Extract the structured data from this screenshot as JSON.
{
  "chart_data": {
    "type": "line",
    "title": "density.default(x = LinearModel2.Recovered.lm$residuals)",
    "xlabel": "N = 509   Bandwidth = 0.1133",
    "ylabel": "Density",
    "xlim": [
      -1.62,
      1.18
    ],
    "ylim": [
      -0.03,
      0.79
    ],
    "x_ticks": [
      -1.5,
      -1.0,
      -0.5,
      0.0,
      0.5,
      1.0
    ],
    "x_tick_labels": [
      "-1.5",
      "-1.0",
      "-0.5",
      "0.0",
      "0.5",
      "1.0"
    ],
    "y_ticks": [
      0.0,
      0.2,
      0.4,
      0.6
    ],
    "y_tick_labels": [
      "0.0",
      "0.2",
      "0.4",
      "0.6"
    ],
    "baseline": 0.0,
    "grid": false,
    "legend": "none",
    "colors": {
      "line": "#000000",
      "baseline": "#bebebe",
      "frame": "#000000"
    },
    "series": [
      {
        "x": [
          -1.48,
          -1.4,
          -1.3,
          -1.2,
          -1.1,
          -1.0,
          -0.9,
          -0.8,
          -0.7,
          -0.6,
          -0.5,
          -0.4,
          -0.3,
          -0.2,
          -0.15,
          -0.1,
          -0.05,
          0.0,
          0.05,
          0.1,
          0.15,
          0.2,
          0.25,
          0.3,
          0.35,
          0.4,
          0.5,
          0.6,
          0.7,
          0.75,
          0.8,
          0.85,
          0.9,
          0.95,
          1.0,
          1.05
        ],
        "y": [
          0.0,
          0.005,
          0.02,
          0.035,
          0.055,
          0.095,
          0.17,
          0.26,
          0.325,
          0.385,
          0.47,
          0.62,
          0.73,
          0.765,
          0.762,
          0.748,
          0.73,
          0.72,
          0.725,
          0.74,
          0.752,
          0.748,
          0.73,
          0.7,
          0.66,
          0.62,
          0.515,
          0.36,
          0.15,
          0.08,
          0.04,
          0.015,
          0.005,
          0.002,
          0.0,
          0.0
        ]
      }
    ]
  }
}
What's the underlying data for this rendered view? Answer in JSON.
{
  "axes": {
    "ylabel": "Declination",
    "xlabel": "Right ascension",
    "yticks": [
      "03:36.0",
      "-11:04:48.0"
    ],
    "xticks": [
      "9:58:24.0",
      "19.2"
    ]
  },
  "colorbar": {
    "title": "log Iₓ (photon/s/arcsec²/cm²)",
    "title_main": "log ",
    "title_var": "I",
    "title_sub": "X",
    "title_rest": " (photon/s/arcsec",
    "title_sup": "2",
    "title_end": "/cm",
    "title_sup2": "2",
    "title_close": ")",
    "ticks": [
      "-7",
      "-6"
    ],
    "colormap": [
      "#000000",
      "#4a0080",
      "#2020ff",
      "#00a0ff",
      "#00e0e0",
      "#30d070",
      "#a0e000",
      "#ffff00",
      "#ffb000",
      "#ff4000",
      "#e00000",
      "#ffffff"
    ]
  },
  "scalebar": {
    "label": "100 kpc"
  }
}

::::::::

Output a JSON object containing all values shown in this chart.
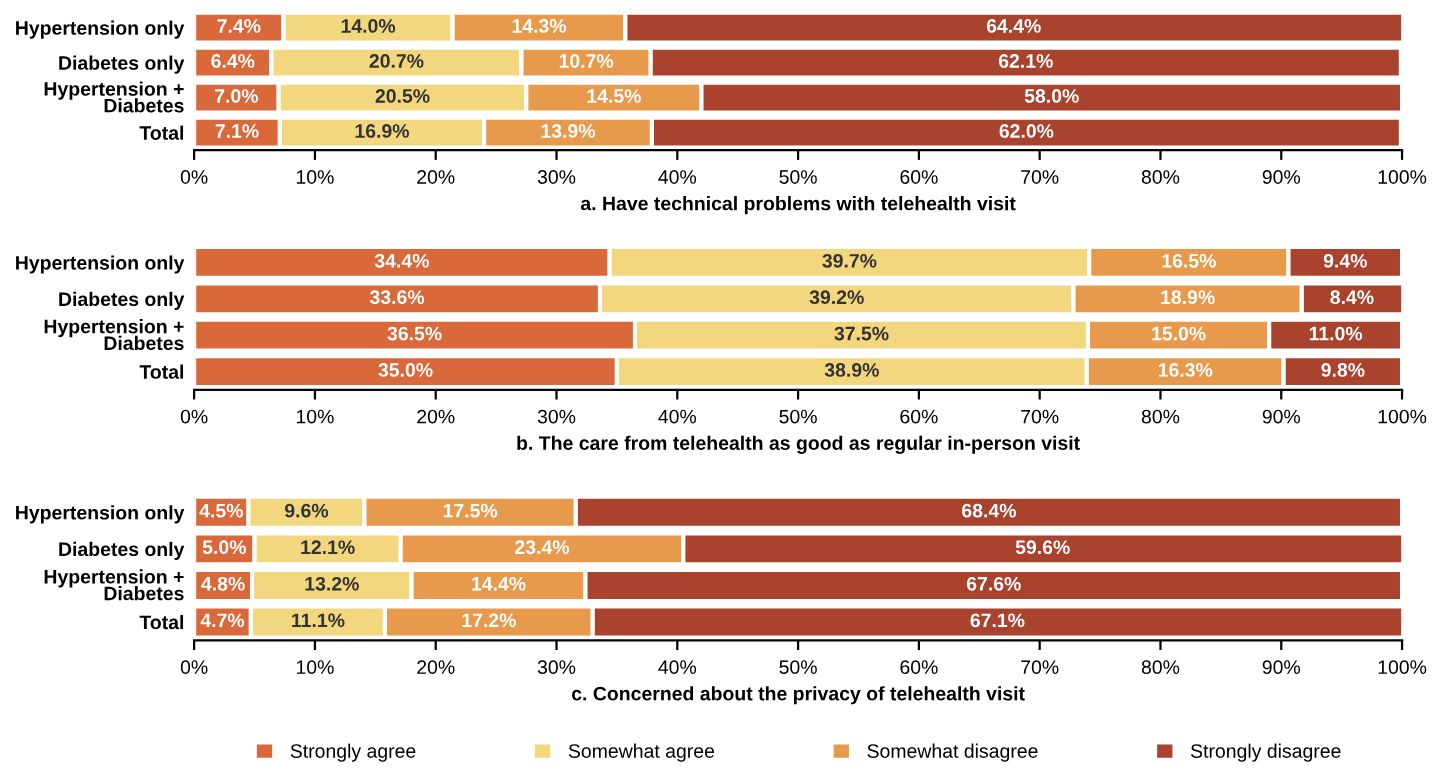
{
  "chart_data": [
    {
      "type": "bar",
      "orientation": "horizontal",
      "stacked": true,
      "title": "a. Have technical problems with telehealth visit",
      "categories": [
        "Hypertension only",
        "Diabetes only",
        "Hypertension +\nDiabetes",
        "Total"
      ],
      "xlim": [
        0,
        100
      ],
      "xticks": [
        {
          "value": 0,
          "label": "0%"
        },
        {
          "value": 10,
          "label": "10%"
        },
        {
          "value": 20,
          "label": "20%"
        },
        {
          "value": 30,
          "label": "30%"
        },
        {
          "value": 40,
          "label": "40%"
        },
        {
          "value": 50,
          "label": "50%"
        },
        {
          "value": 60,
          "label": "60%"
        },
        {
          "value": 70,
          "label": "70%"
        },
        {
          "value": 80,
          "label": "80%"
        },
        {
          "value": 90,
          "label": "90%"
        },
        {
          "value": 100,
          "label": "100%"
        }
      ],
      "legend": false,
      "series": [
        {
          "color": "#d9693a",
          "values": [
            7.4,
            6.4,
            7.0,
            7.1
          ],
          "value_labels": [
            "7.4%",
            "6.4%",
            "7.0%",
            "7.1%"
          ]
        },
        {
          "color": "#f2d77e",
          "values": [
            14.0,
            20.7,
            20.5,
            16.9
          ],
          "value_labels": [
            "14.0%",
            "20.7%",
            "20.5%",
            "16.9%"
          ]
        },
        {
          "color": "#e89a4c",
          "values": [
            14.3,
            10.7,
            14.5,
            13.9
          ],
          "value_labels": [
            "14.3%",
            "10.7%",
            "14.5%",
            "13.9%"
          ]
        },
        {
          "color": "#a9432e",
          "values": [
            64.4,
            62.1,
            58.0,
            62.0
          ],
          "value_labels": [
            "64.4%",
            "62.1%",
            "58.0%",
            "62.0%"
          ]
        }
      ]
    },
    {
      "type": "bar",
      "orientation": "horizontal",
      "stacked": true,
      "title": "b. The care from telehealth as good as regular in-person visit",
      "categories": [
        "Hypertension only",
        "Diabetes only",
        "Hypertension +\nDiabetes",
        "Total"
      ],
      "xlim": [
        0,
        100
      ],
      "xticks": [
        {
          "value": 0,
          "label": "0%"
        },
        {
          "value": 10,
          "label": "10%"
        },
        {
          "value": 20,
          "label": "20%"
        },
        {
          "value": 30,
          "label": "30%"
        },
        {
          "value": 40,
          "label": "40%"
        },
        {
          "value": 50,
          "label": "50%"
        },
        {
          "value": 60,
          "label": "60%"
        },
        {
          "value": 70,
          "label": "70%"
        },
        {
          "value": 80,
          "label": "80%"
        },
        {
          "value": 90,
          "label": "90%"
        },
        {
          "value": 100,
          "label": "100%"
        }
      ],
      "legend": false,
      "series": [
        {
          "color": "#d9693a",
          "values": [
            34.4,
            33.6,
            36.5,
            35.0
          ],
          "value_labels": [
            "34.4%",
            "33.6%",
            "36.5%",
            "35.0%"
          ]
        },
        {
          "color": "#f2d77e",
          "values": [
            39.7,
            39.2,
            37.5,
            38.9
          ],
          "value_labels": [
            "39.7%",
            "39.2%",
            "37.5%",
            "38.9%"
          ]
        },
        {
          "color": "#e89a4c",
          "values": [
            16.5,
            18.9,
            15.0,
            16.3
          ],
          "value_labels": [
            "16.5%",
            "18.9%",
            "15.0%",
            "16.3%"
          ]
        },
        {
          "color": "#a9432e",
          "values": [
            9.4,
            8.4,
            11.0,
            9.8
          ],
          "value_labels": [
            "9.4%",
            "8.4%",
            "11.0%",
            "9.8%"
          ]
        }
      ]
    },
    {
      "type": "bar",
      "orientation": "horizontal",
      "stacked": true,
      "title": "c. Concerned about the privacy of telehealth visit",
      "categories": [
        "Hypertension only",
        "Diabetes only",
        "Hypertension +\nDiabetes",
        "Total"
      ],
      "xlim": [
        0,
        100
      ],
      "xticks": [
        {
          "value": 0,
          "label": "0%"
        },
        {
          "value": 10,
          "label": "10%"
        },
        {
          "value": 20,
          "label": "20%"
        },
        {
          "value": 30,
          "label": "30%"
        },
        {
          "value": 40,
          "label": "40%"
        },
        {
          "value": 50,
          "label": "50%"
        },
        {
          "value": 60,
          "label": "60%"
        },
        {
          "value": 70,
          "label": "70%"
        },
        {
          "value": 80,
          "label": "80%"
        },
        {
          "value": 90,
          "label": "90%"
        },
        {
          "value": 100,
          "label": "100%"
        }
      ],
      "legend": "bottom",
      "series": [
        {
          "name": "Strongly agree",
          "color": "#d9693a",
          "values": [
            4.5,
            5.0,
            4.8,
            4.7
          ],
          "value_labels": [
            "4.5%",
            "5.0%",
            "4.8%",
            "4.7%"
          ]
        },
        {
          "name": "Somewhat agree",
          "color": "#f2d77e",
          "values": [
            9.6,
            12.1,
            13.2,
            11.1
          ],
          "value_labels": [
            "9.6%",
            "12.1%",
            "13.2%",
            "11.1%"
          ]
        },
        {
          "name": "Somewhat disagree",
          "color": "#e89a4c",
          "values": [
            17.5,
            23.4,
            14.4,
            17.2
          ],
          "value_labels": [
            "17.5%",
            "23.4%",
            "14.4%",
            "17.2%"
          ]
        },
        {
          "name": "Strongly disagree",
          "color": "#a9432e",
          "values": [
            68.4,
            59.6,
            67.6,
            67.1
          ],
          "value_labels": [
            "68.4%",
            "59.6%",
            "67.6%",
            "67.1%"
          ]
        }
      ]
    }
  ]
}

::::::::

- [Exercise task]:
Copy out all lines that carry the word "legend".

- [Task response]:
    "legend": "none",
      "legend": false,
      "legend": false,
      "legend": "bottom",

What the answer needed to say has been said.